◆ **Exercise**:
Please copy the stretch from the start of the records through the line containing "start-button[interactable] — [0, 728, 48, 768]", substituting "Save configuration" for "Save config" and leaving everything else unchanged.

◆ **Stored data**:

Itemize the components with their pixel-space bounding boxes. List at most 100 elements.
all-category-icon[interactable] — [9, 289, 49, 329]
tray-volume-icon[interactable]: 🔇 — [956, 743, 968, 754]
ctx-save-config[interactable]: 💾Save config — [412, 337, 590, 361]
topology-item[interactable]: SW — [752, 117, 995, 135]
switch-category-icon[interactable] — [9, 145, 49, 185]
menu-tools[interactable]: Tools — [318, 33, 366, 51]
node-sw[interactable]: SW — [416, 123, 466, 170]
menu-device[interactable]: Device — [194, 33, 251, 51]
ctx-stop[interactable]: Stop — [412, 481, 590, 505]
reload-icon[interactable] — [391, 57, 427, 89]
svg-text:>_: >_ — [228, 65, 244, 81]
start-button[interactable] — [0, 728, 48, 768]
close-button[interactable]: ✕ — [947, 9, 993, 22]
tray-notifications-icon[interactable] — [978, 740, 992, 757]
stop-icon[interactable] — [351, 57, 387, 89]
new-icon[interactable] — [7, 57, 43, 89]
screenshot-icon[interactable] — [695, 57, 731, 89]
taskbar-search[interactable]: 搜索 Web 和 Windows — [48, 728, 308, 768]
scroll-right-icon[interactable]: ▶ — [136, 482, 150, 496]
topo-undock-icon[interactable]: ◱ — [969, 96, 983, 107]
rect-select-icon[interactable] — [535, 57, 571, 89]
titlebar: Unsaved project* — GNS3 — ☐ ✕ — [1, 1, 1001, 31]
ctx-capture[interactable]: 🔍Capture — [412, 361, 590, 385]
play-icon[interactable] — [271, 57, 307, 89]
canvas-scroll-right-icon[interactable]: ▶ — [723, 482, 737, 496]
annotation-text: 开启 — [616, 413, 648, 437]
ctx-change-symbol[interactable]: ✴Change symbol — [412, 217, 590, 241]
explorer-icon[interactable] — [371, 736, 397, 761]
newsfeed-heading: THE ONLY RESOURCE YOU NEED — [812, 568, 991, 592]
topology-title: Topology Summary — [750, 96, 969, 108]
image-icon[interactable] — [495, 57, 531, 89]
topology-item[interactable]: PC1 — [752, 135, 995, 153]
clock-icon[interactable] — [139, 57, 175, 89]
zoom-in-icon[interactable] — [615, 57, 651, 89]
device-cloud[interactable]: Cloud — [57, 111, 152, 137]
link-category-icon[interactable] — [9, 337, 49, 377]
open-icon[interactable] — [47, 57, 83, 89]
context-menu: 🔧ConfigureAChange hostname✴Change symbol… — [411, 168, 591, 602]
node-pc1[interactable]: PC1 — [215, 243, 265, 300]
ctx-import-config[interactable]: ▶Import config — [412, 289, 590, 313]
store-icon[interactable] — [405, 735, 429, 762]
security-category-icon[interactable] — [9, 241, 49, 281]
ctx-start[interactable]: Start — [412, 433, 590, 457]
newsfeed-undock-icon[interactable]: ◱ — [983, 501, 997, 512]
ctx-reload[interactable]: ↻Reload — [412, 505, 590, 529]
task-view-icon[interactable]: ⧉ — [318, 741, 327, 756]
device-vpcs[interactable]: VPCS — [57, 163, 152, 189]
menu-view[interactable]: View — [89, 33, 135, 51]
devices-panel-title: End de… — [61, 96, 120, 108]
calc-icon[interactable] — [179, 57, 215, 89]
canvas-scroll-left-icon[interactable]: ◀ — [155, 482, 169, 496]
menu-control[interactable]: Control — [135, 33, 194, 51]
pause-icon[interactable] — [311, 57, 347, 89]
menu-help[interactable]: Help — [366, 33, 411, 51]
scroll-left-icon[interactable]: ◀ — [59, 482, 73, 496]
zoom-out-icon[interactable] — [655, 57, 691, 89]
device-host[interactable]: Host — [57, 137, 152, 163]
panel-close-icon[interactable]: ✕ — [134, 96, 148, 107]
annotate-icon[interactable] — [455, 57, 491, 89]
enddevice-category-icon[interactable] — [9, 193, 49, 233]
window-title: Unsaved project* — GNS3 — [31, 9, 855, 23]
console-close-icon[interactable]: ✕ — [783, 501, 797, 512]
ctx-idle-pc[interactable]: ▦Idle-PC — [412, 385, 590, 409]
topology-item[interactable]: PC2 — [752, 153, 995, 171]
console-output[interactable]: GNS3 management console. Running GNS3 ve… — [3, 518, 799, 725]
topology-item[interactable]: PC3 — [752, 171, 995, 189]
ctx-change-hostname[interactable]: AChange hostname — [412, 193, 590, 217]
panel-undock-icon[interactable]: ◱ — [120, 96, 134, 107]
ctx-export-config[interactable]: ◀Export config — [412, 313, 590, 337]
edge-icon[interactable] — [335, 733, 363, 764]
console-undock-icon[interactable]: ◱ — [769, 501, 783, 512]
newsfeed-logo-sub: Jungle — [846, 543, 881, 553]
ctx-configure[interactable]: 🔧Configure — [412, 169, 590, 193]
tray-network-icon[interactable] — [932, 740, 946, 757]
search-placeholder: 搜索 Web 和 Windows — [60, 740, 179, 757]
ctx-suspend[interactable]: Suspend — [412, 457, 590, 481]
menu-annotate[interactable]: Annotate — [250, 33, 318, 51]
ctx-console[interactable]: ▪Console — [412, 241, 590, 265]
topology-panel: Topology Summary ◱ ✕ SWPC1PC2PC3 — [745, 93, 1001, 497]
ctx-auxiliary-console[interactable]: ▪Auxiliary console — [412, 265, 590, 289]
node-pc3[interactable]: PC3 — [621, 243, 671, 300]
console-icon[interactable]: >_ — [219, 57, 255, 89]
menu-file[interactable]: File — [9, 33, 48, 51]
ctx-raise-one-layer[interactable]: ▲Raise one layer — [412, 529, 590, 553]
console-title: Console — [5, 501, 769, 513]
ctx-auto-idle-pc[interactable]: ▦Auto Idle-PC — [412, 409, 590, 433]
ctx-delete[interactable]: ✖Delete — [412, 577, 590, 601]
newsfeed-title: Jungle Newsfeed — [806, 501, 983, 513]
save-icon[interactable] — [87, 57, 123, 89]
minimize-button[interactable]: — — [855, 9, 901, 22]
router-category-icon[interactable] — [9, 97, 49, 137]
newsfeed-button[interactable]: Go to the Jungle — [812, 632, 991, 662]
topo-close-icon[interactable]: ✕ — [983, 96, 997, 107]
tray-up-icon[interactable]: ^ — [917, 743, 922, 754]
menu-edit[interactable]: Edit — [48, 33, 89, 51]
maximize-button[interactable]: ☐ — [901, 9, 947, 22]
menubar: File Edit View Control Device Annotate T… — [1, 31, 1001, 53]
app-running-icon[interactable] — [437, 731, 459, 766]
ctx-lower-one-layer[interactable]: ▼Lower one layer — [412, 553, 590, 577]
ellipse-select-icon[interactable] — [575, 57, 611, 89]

◆ **Reply to the exercise**:
Itemize the components with their pixel-space bounding boxes. List at most 100 elements.
all-category-icon[interactable] — [9, 289, 49, 329]
tray-volume-icon[interactable]: 🔇 — [956, 743, 968, 754]
ctx-save-config[interactable]: 💾Save configuration — [412, 337, 590, 361]
topology-item[interactable]: SW — [752, 117, 995, 135]
switch-category-icon[interactable] — [9, 145, 49, 185]
menu-tools[interactable]: Tools — [318, 33, 366, 51]
node-sw[interactable]: SW — [416, 123, 466, 170]
menu-device[interactable]: Device — [194, 33, 251, 51]
ctx-stop[interactable]: Stop — [412, 481, 590, 505]
reload-icon[interactable] — [391, 57, 427, 89]
svg-text:>_: >_ — [228, 65, 244, 81]
start-button[interactable] — [0, 728, 48, 768]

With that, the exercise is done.